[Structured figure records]
------
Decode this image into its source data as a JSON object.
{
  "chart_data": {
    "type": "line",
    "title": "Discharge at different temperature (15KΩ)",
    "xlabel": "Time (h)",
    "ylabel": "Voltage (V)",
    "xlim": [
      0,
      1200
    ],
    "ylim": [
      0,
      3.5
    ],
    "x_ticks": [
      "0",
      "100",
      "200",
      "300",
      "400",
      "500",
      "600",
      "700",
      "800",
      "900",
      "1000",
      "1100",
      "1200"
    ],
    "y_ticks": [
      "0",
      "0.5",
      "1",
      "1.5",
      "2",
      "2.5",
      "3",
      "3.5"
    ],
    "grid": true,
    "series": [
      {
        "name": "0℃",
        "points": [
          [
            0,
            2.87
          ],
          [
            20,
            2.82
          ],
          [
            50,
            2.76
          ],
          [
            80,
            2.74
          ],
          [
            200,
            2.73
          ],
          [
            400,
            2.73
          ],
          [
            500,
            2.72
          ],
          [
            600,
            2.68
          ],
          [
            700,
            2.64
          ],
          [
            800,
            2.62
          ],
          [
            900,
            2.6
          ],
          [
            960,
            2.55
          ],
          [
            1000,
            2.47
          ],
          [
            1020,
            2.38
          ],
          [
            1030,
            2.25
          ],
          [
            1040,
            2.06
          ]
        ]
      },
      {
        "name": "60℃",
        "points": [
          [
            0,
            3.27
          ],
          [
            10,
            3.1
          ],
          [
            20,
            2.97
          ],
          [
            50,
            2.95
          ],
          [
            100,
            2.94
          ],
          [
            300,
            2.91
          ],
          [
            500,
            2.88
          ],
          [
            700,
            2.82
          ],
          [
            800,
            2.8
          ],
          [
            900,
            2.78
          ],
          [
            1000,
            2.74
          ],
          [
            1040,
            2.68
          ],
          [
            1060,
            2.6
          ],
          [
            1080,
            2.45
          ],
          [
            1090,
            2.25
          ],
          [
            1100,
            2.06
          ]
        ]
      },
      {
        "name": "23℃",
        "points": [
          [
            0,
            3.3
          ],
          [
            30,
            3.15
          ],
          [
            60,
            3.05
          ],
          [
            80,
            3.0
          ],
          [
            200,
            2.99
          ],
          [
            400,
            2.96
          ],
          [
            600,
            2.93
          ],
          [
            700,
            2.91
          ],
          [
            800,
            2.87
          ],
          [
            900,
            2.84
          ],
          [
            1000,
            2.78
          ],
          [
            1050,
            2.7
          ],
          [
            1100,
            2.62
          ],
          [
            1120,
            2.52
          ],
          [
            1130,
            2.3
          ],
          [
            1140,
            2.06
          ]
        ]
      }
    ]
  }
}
------
- _Written problem_:
Reproduce each record shown above without altering a single word.

- _Correct response_:
Decode this image into its source data as a JSON object.
{
  "chart_data": {
    "type": "line",
    "title": "Discharge at different temperature (15KΩ)",
    "xlabel": "Time (h)",
    "ylabel": "Voltage (V)",
    "xlim": [
      0,
      1200
    ],
    "ylim": [
      0,
      3.5
    ],
    "x_ticks": [
      "0",
      "100",
      "200",
      "300",
      "400",
      "500",
      "600",
      "700",
      "800",
      "900",
      "1000",
      "1100",
      "1200"
    ],
    "y_ticks": [
      "0",
      "0.5",
      "1",
      "1.5",
      "2",
      "2.5",
      "3",
      "3.5"
    ],
    "grid": true,
    "series": [
      {
        "name": "0℃",
        "points": [
          [
            0,
            2.87
          ],
          [
            20,
            2.82
          ],
          [
            50,
            2.76
          ],
          [
            80,
            2.74
          ],
          [
            200,
            2.73
          ],
          [
            400,
            2.73
          ],
          [
            500,
            2.72
          ],
          [
            600,
            2.68
          ],
          [
            700,
            2.64
          ],
          [
            800,
            2.62
          ],
          [
            900,
            2.6
          ],
          [
            960,
            2.55
          ],
          [
            1000,
            2.47
          ],
          [
            1020,
            2.38
          ],
          [
            1030,
            2.25
          ],
          [
            1040,
            2.06
          ]
        ]
      },
      {
        "name": "60℃",
        "points": [
          [
            0,
            3.27
          ],
          [
            10,
            3.1
          ],
          [
            20,
            2.97
          ],
          [
            50,
            2.95
          ],
          [
            100,
            2.94
          ],
          [
            300,
            2.91
          ],
          [
            500,
            2.88
          ],
          [
            700,
            2.82
          ],
          [
            800,
            2.8
          ],
          [
            900,
            2.78
          ],
          [
            1000,
            2.74
          ],
          [
            1040,
            2.68
          ],
          [
            1060,
            2.6
          ],
          [
            1080,
            2.45
          ],
          [
            1090,
            2.25
          ],
          [
            1100,
            2.06
          ]
        ]
      },
      {
        "name": "23℃",
        "points": [
          [
            0,
            3.3
          ],
          [
            30,
            3.15
          ],
          [
            60,
            3.05
          ],
          [
            80,
            3.0
          ],
          [
            200,
            2.99
          ],
          [
            400,
            2.96
          ],
          [
            600,
            2.93
          ],
          [
            700,
            2.91
          ],
          [
            800,
            2.87
          ],
          [
            900,
            2.84
          ],
          [
            1000,
            2.78
          ],
          [
            1050,
            2.7
          ],
          [
            1100,
            2.62
          ],
          [
            1120,
            2.52
          ],
          [
            1130,
            2.3
          ],
          [
            1140,
            2.06
          ]
        ]
      }
    ]
  }
}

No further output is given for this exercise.